Record extracts –

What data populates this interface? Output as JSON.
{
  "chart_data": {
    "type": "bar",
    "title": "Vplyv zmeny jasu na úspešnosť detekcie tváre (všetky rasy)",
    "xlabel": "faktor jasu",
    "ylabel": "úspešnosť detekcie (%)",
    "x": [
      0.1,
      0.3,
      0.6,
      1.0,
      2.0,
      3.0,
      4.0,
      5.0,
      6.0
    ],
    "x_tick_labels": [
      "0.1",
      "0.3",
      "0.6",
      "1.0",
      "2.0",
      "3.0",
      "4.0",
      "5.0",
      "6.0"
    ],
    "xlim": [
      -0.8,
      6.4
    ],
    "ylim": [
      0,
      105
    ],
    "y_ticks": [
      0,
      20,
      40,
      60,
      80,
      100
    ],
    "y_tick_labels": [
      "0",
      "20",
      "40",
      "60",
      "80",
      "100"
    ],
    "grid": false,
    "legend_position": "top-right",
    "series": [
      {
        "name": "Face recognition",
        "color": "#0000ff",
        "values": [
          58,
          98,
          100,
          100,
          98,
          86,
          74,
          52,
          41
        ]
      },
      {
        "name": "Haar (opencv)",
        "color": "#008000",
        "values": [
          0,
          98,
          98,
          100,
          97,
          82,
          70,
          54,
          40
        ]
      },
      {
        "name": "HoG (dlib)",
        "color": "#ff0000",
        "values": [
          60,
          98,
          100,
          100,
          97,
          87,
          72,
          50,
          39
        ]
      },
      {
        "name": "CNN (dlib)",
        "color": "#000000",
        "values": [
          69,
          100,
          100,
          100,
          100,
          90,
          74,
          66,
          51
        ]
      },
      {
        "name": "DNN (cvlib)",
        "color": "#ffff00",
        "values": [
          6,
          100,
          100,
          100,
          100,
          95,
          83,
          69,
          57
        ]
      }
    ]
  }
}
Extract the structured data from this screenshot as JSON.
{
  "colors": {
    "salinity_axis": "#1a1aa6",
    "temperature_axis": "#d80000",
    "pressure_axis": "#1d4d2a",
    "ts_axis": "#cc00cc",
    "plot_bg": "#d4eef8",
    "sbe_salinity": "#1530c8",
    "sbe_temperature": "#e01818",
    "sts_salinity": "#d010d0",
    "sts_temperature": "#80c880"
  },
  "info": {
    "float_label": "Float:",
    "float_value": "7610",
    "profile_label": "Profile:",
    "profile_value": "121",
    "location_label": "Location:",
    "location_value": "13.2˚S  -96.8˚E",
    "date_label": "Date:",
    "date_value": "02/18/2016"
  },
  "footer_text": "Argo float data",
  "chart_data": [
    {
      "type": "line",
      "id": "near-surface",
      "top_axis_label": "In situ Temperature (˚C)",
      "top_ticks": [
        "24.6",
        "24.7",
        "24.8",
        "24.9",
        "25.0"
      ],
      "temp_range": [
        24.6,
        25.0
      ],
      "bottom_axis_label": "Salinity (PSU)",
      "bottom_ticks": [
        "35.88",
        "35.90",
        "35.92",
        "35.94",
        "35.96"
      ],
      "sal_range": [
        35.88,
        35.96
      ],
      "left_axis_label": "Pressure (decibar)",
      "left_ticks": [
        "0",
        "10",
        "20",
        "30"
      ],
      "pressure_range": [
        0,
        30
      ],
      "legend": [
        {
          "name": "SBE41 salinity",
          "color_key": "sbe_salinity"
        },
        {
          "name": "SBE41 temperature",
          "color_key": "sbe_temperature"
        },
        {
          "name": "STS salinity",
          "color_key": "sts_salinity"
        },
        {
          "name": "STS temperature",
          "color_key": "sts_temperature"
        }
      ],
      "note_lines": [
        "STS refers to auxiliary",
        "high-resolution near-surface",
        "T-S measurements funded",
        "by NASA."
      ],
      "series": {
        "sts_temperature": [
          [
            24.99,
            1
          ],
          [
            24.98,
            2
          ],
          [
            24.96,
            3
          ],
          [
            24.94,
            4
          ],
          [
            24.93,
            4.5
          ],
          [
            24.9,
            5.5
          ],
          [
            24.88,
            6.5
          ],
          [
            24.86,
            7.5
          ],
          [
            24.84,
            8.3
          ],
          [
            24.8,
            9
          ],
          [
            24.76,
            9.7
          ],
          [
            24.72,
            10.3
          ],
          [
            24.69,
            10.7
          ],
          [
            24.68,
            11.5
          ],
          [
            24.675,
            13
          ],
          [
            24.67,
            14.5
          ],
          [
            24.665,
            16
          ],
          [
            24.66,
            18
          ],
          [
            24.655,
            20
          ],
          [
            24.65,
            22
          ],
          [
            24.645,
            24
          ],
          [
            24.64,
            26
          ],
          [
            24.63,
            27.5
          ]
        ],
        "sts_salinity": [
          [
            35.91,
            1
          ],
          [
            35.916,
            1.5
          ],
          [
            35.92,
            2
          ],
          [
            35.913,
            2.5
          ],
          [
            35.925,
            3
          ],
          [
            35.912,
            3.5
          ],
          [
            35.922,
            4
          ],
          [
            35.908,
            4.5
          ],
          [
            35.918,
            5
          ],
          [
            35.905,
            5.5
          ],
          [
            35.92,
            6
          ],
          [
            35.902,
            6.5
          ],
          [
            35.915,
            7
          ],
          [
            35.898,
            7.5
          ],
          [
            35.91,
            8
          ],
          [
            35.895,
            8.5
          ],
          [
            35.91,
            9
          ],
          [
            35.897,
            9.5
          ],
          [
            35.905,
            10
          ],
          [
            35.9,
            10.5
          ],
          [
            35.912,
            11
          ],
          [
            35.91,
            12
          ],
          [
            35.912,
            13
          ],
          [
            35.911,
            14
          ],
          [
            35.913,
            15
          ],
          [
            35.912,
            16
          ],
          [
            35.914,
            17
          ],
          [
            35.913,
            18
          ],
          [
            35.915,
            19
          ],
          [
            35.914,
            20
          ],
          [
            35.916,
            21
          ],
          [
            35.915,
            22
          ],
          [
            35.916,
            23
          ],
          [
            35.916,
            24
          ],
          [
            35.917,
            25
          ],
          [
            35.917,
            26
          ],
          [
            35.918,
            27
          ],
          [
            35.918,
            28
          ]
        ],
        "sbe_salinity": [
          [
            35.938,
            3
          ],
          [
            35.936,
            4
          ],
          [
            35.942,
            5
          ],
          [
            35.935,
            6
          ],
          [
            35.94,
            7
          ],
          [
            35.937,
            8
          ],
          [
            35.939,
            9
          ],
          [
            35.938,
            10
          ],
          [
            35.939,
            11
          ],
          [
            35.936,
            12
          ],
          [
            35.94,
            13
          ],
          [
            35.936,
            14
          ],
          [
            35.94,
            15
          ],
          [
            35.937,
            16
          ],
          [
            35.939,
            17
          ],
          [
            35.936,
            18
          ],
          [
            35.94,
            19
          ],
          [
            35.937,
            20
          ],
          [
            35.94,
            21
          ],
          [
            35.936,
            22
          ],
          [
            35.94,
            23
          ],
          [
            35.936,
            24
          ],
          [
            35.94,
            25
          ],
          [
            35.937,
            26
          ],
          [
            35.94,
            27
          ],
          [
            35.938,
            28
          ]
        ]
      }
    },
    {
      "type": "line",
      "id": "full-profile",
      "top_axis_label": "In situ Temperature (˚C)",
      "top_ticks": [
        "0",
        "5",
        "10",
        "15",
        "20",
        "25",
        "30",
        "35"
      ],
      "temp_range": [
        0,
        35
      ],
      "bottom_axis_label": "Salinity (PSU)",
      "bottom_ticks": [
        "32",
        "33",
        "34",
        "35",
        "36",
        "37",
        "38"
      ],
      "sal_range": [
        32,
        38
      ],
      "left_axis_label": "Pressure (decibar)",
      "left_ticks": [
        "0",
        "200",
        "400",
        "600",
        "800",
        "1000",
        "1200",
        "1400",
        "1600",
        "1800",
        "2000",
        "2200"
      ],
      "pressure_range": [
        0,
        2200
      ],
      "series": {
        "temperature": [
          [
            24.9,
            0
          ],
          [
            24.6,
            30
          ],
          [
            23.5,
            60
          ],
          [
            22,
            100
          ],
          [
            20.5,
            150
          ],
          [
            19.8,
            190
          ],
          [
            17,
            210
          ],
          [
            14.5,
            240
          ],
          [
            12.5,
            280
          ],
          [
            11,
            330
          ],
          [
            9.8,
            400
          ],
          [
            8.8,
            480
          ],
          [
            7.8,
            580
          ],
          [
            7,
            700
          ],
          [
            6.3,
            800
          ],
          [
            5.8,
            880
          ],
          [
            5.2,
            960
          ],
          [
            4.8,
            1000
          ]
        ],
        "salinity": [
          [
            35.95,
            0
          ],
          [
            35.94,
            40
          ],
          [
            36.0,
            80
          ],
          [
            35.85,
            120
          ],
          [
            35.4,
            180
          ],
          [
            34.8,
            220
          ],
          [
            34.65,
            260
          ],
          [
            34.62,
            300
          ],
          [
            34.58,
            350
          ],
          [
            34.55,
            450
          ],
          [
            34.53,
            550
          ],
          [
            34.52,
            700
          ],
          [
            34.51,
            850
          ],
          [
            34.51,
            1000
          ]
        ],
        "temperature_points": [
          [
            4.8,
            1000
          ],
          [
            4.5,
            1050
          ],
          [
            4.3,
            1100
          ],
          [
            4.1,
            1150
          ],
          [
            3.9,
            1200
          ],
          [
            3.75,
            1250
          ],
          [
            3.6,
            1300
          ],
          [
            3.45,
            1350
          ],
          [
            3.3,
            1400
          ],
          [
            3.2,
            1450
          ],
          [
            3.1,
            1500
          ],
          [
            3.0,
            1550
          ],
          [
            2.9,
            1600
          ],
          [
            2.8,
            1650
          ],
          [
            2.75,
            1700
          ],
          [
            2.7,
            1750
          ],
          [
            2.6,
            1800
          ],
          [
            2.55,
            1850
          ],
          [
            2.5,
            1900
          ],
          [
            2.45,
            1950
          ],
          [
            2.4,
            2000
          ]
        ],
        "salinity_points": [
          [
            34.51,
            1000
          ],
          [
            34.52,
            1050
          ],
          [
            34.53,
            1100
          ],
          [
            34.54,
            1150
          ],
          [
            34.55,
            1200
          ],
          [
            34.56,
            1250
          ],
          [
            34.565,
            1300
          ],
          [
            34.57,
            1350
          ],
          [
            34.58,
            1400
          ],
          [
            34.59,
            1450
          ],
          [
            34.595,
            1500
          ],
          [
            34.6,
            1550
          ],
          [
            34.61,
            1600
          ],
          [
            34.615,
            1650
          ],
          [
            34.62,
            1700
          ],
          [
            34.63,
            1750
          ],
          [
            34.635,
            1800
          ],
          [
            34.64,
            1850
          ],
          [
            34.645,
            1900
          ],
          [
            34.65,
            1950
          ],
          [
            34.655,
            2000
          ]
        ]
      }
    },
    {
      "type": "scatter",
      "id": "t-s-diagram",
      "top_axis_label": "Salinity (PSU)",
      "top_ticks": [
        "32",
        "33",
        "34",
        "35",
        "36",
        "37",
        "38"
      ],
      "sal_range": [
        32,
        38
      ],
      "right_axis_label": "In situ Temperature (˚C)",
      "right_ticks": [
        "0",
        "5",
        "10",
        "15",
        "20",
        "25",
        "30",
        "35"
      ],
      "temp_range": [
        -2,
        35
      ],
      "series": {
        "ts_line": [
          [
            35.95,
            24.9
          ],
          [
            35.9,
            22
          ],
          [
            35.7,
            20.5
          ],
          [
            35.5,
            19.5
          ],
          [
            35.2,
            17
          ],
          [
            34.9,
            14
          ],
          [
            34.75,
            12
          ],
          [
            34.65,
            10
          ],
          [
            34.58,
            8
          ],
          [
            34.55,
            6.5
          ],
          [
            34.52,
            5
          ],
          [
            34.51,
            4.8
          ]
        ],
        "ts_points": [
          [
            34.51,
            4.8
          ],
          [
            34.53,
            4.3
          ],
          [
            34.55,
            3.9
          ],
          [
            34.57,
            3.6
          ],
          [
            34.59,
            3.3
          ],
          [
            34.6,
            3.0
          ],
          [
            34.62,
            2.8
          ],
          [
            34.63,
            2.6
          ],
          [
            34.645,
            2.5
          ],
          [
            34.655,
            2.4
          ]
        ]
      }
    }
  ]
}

Brief – In the records above, how many lines include "jasu"? Give that number and nothing more.

Final result – 2